作業内容 ▸
リストのうち、"- wave-arrow: [697, 267, 706, 286]" を含む行から "- wave-arrow: [822, 342, 832, 361]" を含む行までを、両端の行も含めてそのまま書き写してください。

提供リスト ▸
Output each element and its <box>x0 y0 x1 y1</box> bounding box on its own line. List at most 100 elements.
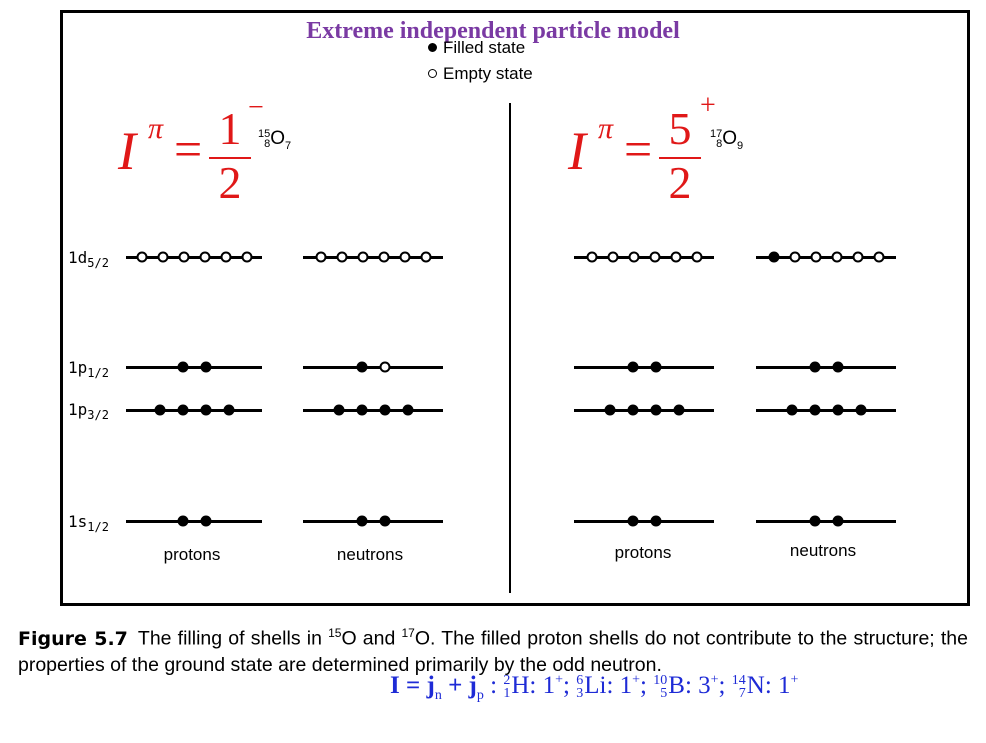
filled-state-dot <box>356 515 367 527</box>
level-label-1p12: 1p1/2 <box>68 358 109 380</box>
empty-state-dot <box>420 251 431 263</box>
level-j: 1/2 <box>87 520 109 535</box>
caption-text: O and <box>341 627 402 650</box>
atomic-number: 8 <box>264 137 271 150</box>
spin-numerator: 5 <box>668 103 692 154</box>
caption-text: The filling of shells in <box>137 627 329 650</box>
item-parity: + <box>710 672 719 688</box>
item-spin: 3 <box>698 672 711 699</box>
item-element: H <box>511 672 530 699</box>
formula-item: 2 1H: 1+ <box>503 672 564 702</box>
empty-state-dot <box>810 251 821 263</box>
formula-sub: n <box>434 688 442 703</box>
empty-state-dot <box>315 251 326 263</box>
shell-line-right_protons-p32 <box>574 409 714 412</box>
spin-denominator: 2 <box>218 157 242 208</box>
empty-state-dot <box>831 251 842 263</box>
right-neutrons-label: neutrons <box>789 541 857 560</box>
item-z: 5 <box>660 686 668 702</box>
empty-state-dot <box>157 251 168 263</box>
caption-mass: 17 <box>401 626 415 640</box>
empty-state-dot <box>399 251 410 263</box>
item-mass: 6 <box>576 673 584 689</box>
shell-line-left_neutrons-p32 <box>303 409 443 412</box>
item-z: 3 <box>576 686 584 702</box>
item-spin: 1 <box>542 672 556 699</box>
filled-state-dot <box>200 404 211 416</box>
filled-state-dot <box>650 404 661 416</box>
filled-dot-icon <box>428 43 437 52</box>
empty-state-dot <box>379 361 390 373</box>
item-mass: 14 <box>731 673 746 689</box>
filled-state-dot <box>809 361 820 373</box>
filled-state-dot <box>786 404 797 416</box>
shell-line-right_protons-s12 <box>574 520 714 523</box>
formula-item: 10 5B: 3+ <box>653 672 719 702</box>
filled-state-dot <box>379 515 390 527</box>
left-neutrons-label: neutrons <box>336 545 404 564</box>
item-parity: + <box>555 672 564 688</box>
left-nucleus-label: 15 8O7 <box>258 128 291 152</box>
formula-item: 14 7N: 1+ <box>731 672 799 702</box>
atomic-number: 8 <box>716 137 723 150</box>
parity-symbol: π <box>598 112 614 145</box>
filled-state-dot <box>627 515 638 527</box>
parity-sign: − <box>248 92 264 123</box>
filled-state-dot <box>356 404 367 416</box>
filled-state-dot <box>200 515 211 527</box>
empty-state-dot <box>670 251 681 263</box>
right-nucleus-label: 17 8O9 <box>710 128 743 152</box>
shell-line-right_neutrons-s12 <box>756 520 896 523</box>
empty-state-dot <box>586 251 597 263</box>
empty-state-dot <box>357 251 368 263</box>
figure-number: Figure 5.7 <box>18 627 128 650</box>
filled-state-dot <box>177 404 188 416</box>
shell-line-left_protons-d52 <box>126 256 262 259</box>
filled-state-dot <box>627 404 638 416</box>
left-protons-label: protons <box>163 545 221 564</box>
level-label-1d52: 1d5/2 <box>68 248 109 270</box>
fraction-bar <box>209 157 251 159</box>
filled-state-dot <box>673 404 684 416</box>
item-spin: 1 <box>778 672 791 699</box>
element-symbol: O <box>722 128 738 149</box>
level-label-1s12: 1s1/2 <box>68 512 109 534</box>
right-protons-label: protons <box>614 543 672 562</box>
diagram-title: Extreme independent particle model <box>306 18 680 44</box>
empty-state-dot <box>336 251 347 263</box>
empty-state-dot <box>789 251 800 263</box>
filled-state-dot <box>832 361 843 373</box>
empty-state-dot <box>378 251 389 263</box>
filled-state-dot <box>768 251 779 263</box>
filled-state-dot <box>809 515 820 527</box>
formula-item: 6 3Li: 1+ <box>576 672 641 702</box>
filled-state-dot <box>154 404 165 416</box>
legend-filled-label: Filled state <box>443 38 526 57</box>
spin-denominator: 2 <box>668 157 692 208</box>
shell-line-right_neutrons-p12 <box>756 366 896 369</box>
level-j: 5/2 <box>87 256 109 271</box>
empty-state-dot <box>852 251 863 263</box>
shell-line-left_protons-p32 <box>126 409 262 412</box>
item-mass: 2 <box>503 673 511 689</box>
formula-lhs: I = j <box>390 672 435 699</box>
filled-state-dot <box>809 404 820 416</box>
empty-dot-icon <box>428 69 437 78</box>
level-name: 1p <box>68 400 88 419</box>
item-element: Li <box>584 672 607 699</box>
item-z: 1 <box>503 686 511 702</box>
filled-state-dot <box>356 361 367 373</box>
filled-state-dot <box>832 515 843 527</box>
shell-line-right_neutrons-p32 <box>756 409 896 412</box>
empty-state-dot <box>649 251 660 263</box>
formula-separator: ; <box>563 672 577 699</box>
legend-filled: Filled state <box>428 38 525 58</box>
empty-state-dot <box>178 251 189 263</box>
formula-colon: : <box>483 672 504 699</box>
shell-line-left_neutrons-s12 <box>303 520 443 523</box>
spin-numerator: 1 <box>218 103 242 154</box>
filled-state-dot <box>604 404 615 416</box>
empty-state-dot <box>199 251 210 263</box>
neutron-number: 9 <box>737 139 744 152</box>
filled-state-dot <box>379 404 390 416</box>
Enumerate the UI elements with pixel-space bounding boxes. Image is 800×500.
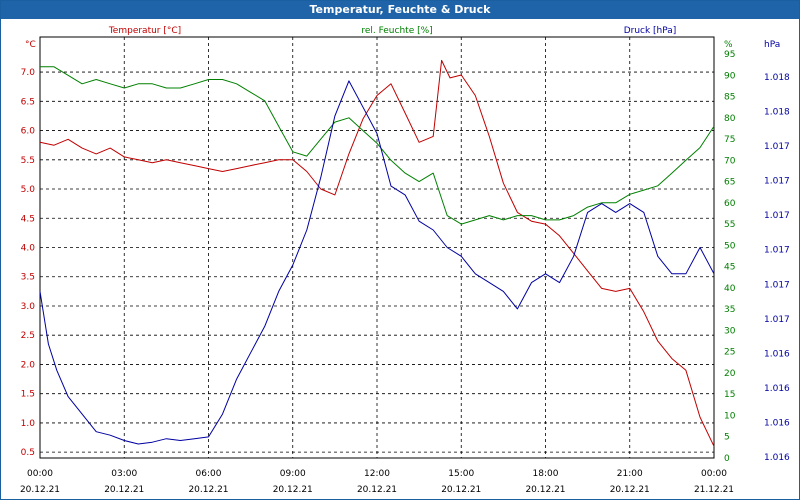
temperature-axis-label: Temperatur [°C] (108, 26, 181, 36)
temperature-tick: 3.0 (21, 302, 36, 312)
temperature-tick: 3.5 (21, 273, 35, 283)
x-tick-date: 20.12.21 (525, 485, 565, 495)
pressure-tick: 1.016 (764, 453, 790, 463)
humidity-tick: 50 (724, 241, 736, 251)
humidity-tick: 60 (724, 199, 736, 209)
pressure-line (39, 80, 715, 445)
pressure-tick: 1.017 (764, 280, 790, 290)
tick-labels: 00:00 20.12.21 03:00 20.12.21 06:00 20.12.21 0… (20, 50, 790, 495)
x-tick-time: 00:00 (27, 469, 53, 479)
x-tick-date: 21.12.21 (694, 485, 734, 495)
humidity-tick: 40 (724, 284, 736, 294)
humidity-tick: 90 (724, 71, 736, 81)
humidity-tick: 15 (724, 390, 735, 400)
temperature-tick: 6.5 (21, 97, 35, 107)
humidity-tick: 70 (724, 156, 736, 166)
x-tick-date: 20.12.21 (441, 485, 481, 495)
pressure-tick: 1.018 (764, 73, 790, 83)
temperature-tick: 2.5 (21, 331, 35, 341)
temperature-line (39, 59, 715, 447)
x-tick-time: 06:00 (196, 469, 222, 479)
temperature-tick: 4.5 (21, 214, 35, 224)
humidity-tick: 30 (724, 326, 736, 336)
pressure-tick: 1.016 (764, 418, 790, 428)
pressure-tick: 1.017 (764, 177, 790, 187)
x-tick-time: 03:00 (111, 469, 137, 479)
window-title: Temperatur, Feuchte & Druck (1, 1, 799, 19)
pressure-tick: 1.017 (764, 142, 790, 152)
temperature-tick: 1.0 (21, 419, 36, 429)
temperature-tick: 5.5 (21, 156, 35, 166)
humidity-tick: 5 (724, 433, 730, 443)
x-tick-date: 20.12.21 (357, 485, 397, 495)
humidity-tick: 20 (724, 369, 736, 379)
humidity-tick: 80 (724, 114, 736, 124)
humidity-tick: 10 (724, 411, 736, 421)
x-tick-date: 20.12.21 (104, 485, 144, 495)
temperature-tick: 0.5 (21, 448, 35, 458)
humidity-tick: 85 (724, 93, 735, 103)
grid-lines (40, 37, 714, 458)
x-tick-time: 21:00 (617, 469, 643, 479)
humidity-line (40, 66, 715, 225)
humidity-axis-label: rel. Feuchte [%] (361, 26, 432, 36)
x-tick-time: 18:00 (533, 469, 559, 479)
x-tick-time: 12:00 (364, 469, 390, 479)
temperature-tick: 7.0 (21, 68, 36, 78)
humidity-tick: 55 (724, 220, 735, 230)
x-tick-date: 20.12.21 (20, 485, 60, 495)
pressure-tick: 1.016 (764, 349, 790, 359)
x-tick-time: 09:00 (280, 469, 306, 479)
humidity-tick: 75 (724, 135, 735, 145)
x-tick-date: 20.12.21 (188, 485, 228, 495)
pressure-tick: 1.016 (764, 384, 790, 394)
pressure-tick: 1.017 (764, 246, 790, 256)
temperature-tick: 5.0 (21, 185, 36, 195)
humidity-unit: % (724, 40, 733, 50)
humidity-tick: 45 (724, 263, 735, 273)
x-tick-time: 00:00 (701, 469, 727, 479)
temperature-tick: 2.0 (21, 360, 36, 370)
humidity-tick: 0 (724, 454, 730, 464)
humidity-tick: 25 (724, 348, 735, 358)
humidity-tick: 65 (724, 178, 735, 188)
pressure-tick: 1.017 (764, 211, 790, 221)
temperature-tick: 4.0 (21, 244, 36, 254)
pressure-tick: 1.018 (764, 108, 790, 118)
pressure-axis-label: Druck [hPa] (624, 26, 677, 36)
x-tick-date: 20.12.21 (273, 485, 313, 495)
x-tick-date: 20.12.21 (610, 485, 650, 495)
temperature-tick: 6.0 (21, 127, 36, 137)
humidity-tick: 95 (724, 50, 735, 60)
temperature-tick: 1.5 (21, 390, 35, 400)
data-lines (39, 59, 715, 447)
pressure-tick: 1.017 (764, 315, 790, 325)
humidity-tick: 35 (724, 305, 735, 315)
pressure-unit: hPa (764, 40, 780, 50)
x-tick-time: 15:00 (448, 469, 474, 479)
temperature-unit: °C (25, 40, 36, 50)
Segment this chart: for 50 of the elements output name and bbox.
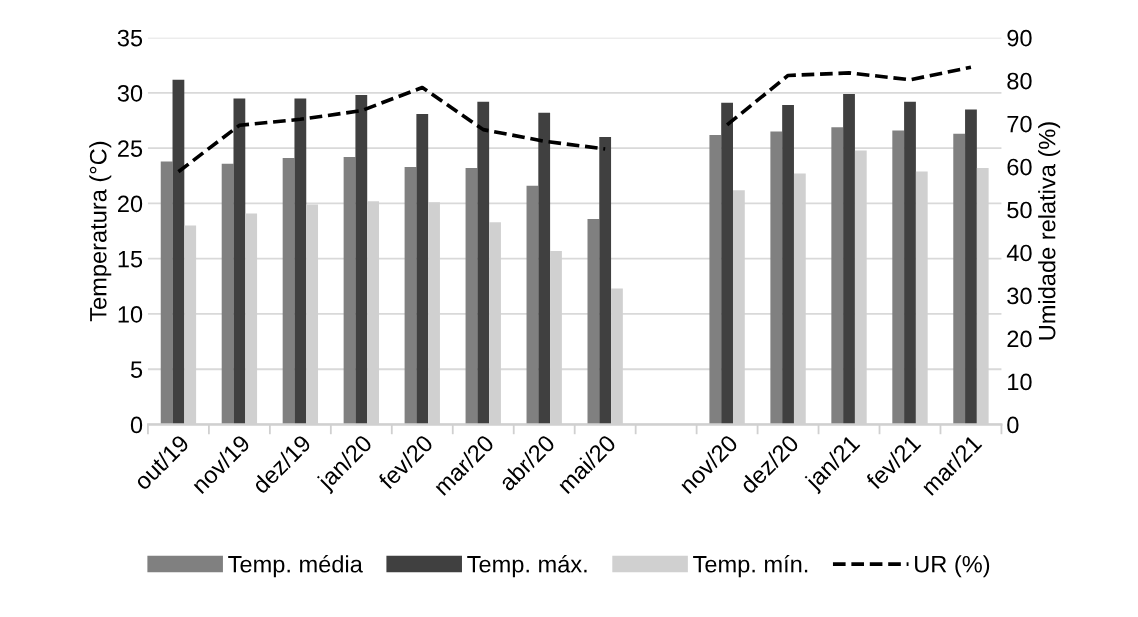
bar xyxy=(526,185,539,425)
bar xyxy=(892,130,905,425)
bar xyxy=(965,109,977,425)
y2-axis-title: Umidade relativa (%) xyxy=(1038,122,1061,340)
y2-tick-label: 60 xyxy=(1007,158,1032,176)
y-tick-label: 5 xyxy=(130,361,143,379)
bar xyxy=(538,112,551,425)
bar xyxy=(465,168,478,425)
y2-tick-label: 20 xyxy=(1007,330,1032,348)
y2-tick-label: 0 xyxy=(1007,416,1019,434)
bar xyxy=(355,95,368,425)
y2-tick-label: 40 xyxy=(1006,244,1032,262)
y-axis-title: Temperatura (°C) xyxy=(89,141,112,322)
y2-tick-label: 90 xyxy=(1007,29,1032,47)
bar xyxy=(160,161,173,425)
bar xyxy=(294,98,307,425)
bar xyxy=(343,157,356,425)
bar xyxy=(599,137,612,425)
y2-tick-label: 70 xyxy=(1007,115,1032,133)
y2-tick-label: 80 xyxy=(1007,72,1032,90)
y2-tick-label: 30 xyxy=(1007,287,1032,305)
bar xyxy=(709,134,722,425)
bar xyxy=(831,127,844,425)
bar xyxy=(953,133,966,425)
bar xyxy=(404,166,417,425)
bar xyxy=(477,101,490,425)
y-tick-label: 35 xyxy=(117,29,143,47)
y-tick-label: 0 xyxy=(130,416,143,434)
y-tick-label: 30 xyxy=(117,84,143,102)
y-tick-label: 15 xyxy=(118,251,143,268)
legend-label: UR (%) xyxy=(915,555,990,578)
legend-label: Temp. média xyxy=(228,554,363,578)
y2-tick-label: 10 xyxy=(1008,373,1032,391)
bar xyxy=(221,163,234,425)
y-tick-label: 20 xyxy=(118,195,143,213)
legend-label: Temp. mín. xyxy=(693,554,808,578)
bar xyxy=(172,79,185,425)
bar xyxy=(721,102,733,425)
bar xyxy=(416,113,429,425)
bar xyxy=(904,101,916,425)
y-tick-label: 25 xyxy=(118,140,143,157)
y-tick-label: 10 xyxy=(118,306,143,323)
bar xyxy=(782,105,794,425)
y2-tick-label: 50 xyxy=(1007,201,1032,219)
bar xyxy=(233,98,246,425)
bar xyxy=(282,158,295,425)
legend-label: Temp. máx. xyxy=(467,554,587,578)
bar xyxy=(843,94,855,425)
bar xyxy=(770,131,783,425)
bar xyxy=(587,218,600,425)
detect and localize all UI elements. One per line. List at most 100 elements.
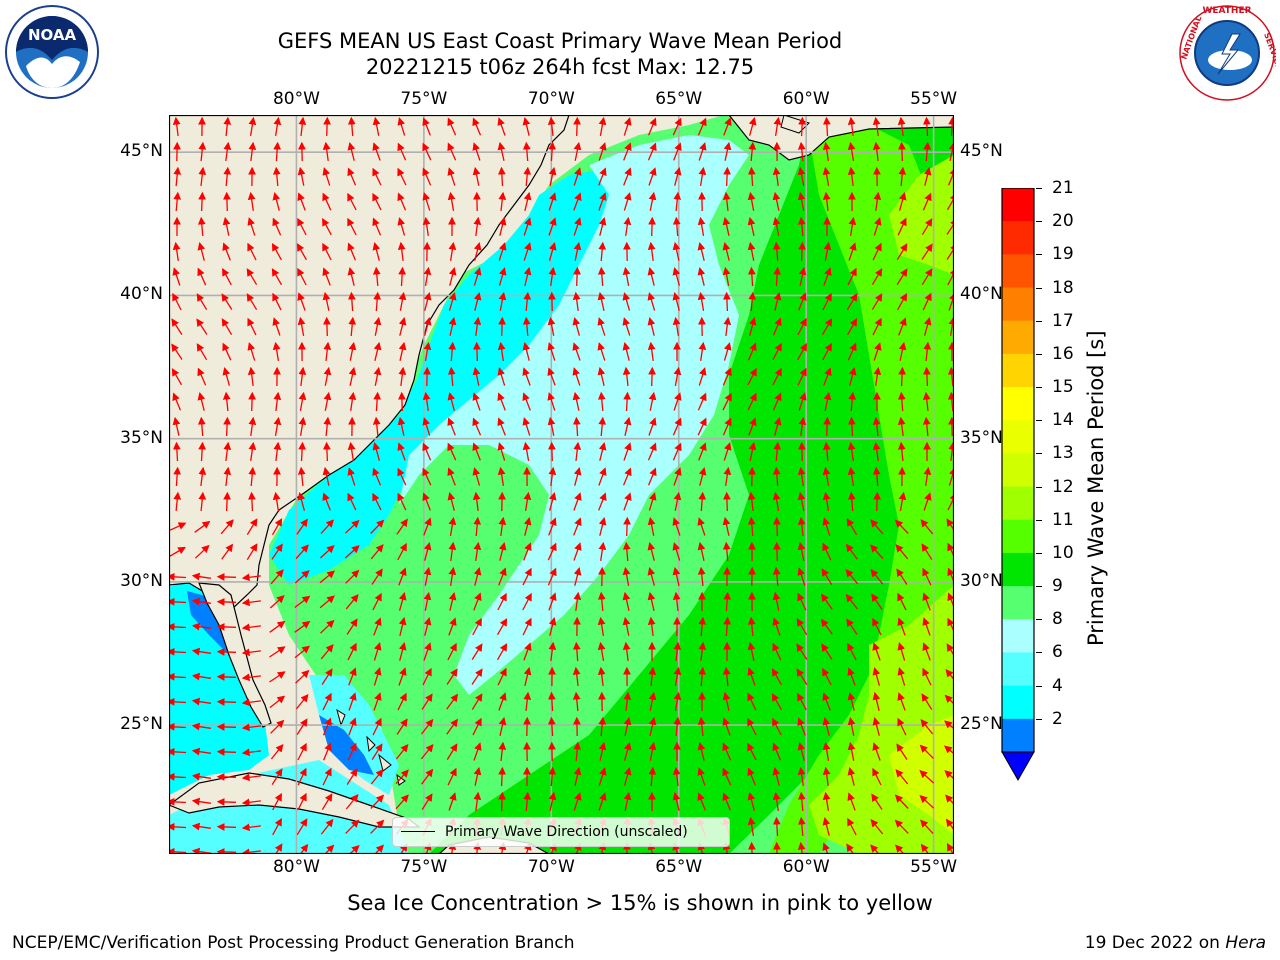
- wave-arrow: [697, 267, 706, 286]
- wave-arrow: [397, 241, 406, 261]
- wave-arrow: [548, 766, 557, 787]
- wave-arrow: [572, 342, 581, 361]
- wave-arrow: [648, 366, 656, 387]
- wave-arrow: [169, 672, 187, 681]
- wave-arrow: [898, 366, 907, 387]
- wave-arrow: [847, 166, 856, 186]
- wave-arrow: [848, 367, 857, 386]
- wave-arrow: [319, 545, 335, 559]
- wave-arrow: [447, 492, 456, 511]
- colorbar-tick-mark: [1036, 619, 1042, 621]
- wave-arrow: [296, 818, 308, 836]
- wave-arrow: [498, 242, 507, 261]
- wave-arrow: [198, 466, 207, 486]
- wave-arrow: [294, 595, 311, 609]
- wave-arrow: [422, 442, 432, 461]
- wave-arrow: [622, 566, 631, 587]
- colorbar-tick-mark: [1036, 519, 1042, 521]
- wave-arrow: [747, 717, 757, 736]
- wave-arrow: [246, 293, 258, 311]
- wave-arrow: [623, 192, 632, 211]
- wave-arrow: [548, 266, 557, 286]
- wave-arrow: [946, 218, 954, 235]
- wave-arrow: [923, 167, 932, 186]
- wave-arrow: [772, 642, 782, 661]
- wave-arrow: [821, 643, 833, 660]
- wave-arrow: [722, 392, 732, 411]
- wave-arrow: [223, 416, 232, 437]
- wave-arrow: [274, 843, 283, 854]
- wave-arrow: [497, 442, 506, 461]
- wave-arrow: [872, 717, 881, 736]
- wave-arrow: [748, 317, 757, 336]
- wave-arrow: [321, 668, 333, 685]
- wave-arrow: [373, 341, 382, 361]
- wave-arrow: [196, 293, 208, 311]
- wave-arrow: [894, 794, 909, 809]
- wave-arrow: [421, 793, 433, 810]
- wave-arrow: [771, 668, 782, 686]
- noaa-logo: NOAA: [5, 5, 99, 99]
- wave-arrow: [572, 691, 581, 712]
- wave-arrow: [722, 541, 731, 562]
- wave-arrow: [623, 716, 632, 736]
- wave-arrow: [822, 342, 832, 361]
- wave-arrow: [647, 591, 656, 611]
- wave-arrow: [347, 142, 356, 161]
- wave-arrow: [241, 648, 261, 657]
- wave-arrow: [573, 766, 582, 786]
- wave-arrow: [421, 693, 433, 710]
- wave-arrow: [723, 442, 732, 461]
- wave-arrow: [223, 141, 232, 161]
- wave-arrow: [673, 392, 682, 411]
- wave-arrow: [198, 166, 207, 186]
- wave-arrow: [672, 766, 681, 786]
- wave-arrow: [722, 216, 731, 236]
- wave-arrow: [923, 466, 932, 486]
- wave-arrow: [371, 568, 383, 585]
- wave-arrow: [943, 745, 954, 755]
- wave-arrow: [797, 367, 807, 386]
- wave-arrow: [397, 692, 407, 711]
- wave-arrow: [598, 517, 607, 536]
- wave-arrow: [723, 342, 732, 361]
- wave-arrow: [297, 217, 307, 236]
- wave-arrow: [673, 641, 682, 661]
- wave-arrow: [648, 716, 657, 736]
- colorbar-tick-label: 20: [1052, 211, 1074, 232]
- colorbar-tick-label: 6: [1052, 642, 1063, 663]
- wave-arrow: [447, 117, 457, 136]
- wave-arrow: [372, 167, 382, 186]
- wave-arrow: [922, 366, 931, 387]
- wave-arrow: [823, 241, 832, 261]
- wave-arrow: [872, 767, 882, 786]
- wave-arrow: [191, 647, 211, 656]
- wave-arrow: [821, 568, 833, 586]
- wave-arrow: [322, 742, 332, 761]
- wave-arrow: [948, 116, 954, 137]
- bahamas: [336, 708, 406, 786]
- wave-arrow: [398, 341, 407, 361]
- wave-arrow: [922, 617, 931, 636]
- wave-arrow: [921, 268, 933, 286]
- wave-arrow: [797, 541, 806, 561]
- wave-arrow: [573, 542, 582, 561]
- wave-arrow: [597, 317, 606, 336]
- wave-arrow: [344, 519, 360, 534]
- wave-arrow: [895, 769, 909, 785]
- wave-arrow: [216, 598, 237, 606]
- wave-arrow: [273, 141, 282, 162]
- wave-arrow: [498, 567, 507, 586]
- wave-arrow: [572, 416, 581, 437]
- wave-arrow: [622, 366, 631, 386]
- wave-arrow: [523, 191, 532, 211]
- wave-arrow: [648, 691, 657, 711]
- wave-arrow: [222, 342, 232, 361]
- wave-arrow: [820, 618, 833, 635]
- credit-text: NCEP/EMC/Verification Post Processing Pr…: [12, 933, 575, 953]
- wave-arrow: [722, 242, 731, 261]
- wave-arrow: [647, 616, 656, 636]
- longitude-label: 60°W: [782, 89, 830, 109]
- footer-host: Hera: [1225, 933, 1266, 953]
- wave-arrow: [397, 492, 407, 511]
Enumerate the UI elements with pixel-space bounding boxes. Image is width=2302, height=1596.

問題の解答 ▸
- wave-arrow: [697, 267, 706, 286]
- wave-arrow: [397, 241, 406, 261]
- wave-arrow: [548, 766, 557, 787]
- wave-arrow: [572, 342, 581, 361]
- wave-arrow: [648, 366, 656, 387]
- wave-arrow: [169, 672, 187, 681]
- wave-arrow: [898, 366, 907, 387]
- wave-arrow: [847, 166, 856, 186]
- wave-arrow: [848, 367, 857, 386]
- wave-arrow: [319, 545, 335, 559]
- wave-arrow: [447, 492, 456, 511]
- colorbar-tick-mark: [1036, 619, 1042, 621]
- wave-arrow: [296, 818, 308, 836]
- wave-arrow: [498, 242, 507, 261]
- wave-arrow: [198, 466, 207, 486]
- wave-arrow: [294, 595, 311, 609]
- wave-arrow: [422, 442, 432, 461]
- wave-arrow: [622, 566, 631, 587]
- colorbar-tick-mark: [1036, 519, 1042, 521]
- wave-arrow: [747, 717, 757, 736]
- wave-arrow: [246, 293, 258, 311]
- wave-arrow: [623, 192, 632, 211]
- wave-arrow: [548, 266, 557, 286]
- wave-arrow: [946, 218, 954, 235]
- wave-arrow: [923, 167, 932, 186]
- wave-arrow: [772, 642, 782, 661]
- wave-arrow: [821, 643, 833, 660]
- wave-arrow: [722, 392, 732, 411]
- wave-arrow: [223, 416, 232, 437]
- wave-arrow: [274, 843, 283, 854]
- wave-arrow: [497, 442, 506, 461]
- wave-arrow: [872, 717, 881, 736]
- wave-arrow: [748, 317, 757, 336]
- wave-arrow: [321, 668, 333, 685]
- wave-arrow: [373, 341, 382, 361]
- wave-arrow: [196, 293, 208, 311]
- wave-arrow: [894, 794, 909, 809]
- wave-arrow: [421, 793, 433, 810]
- wave-arrow: [771, 668, 782, 686]
- noaa-logo: NOAA: [5, 5, 99, 99]
- wave-arrow: [572, 691, 581, 712]
- wave-arrow: [722, 541, 731, 562]
- wave-arrow: [623, 716, 632, 736]
- wave-arrow: [822, 342, 832, 361]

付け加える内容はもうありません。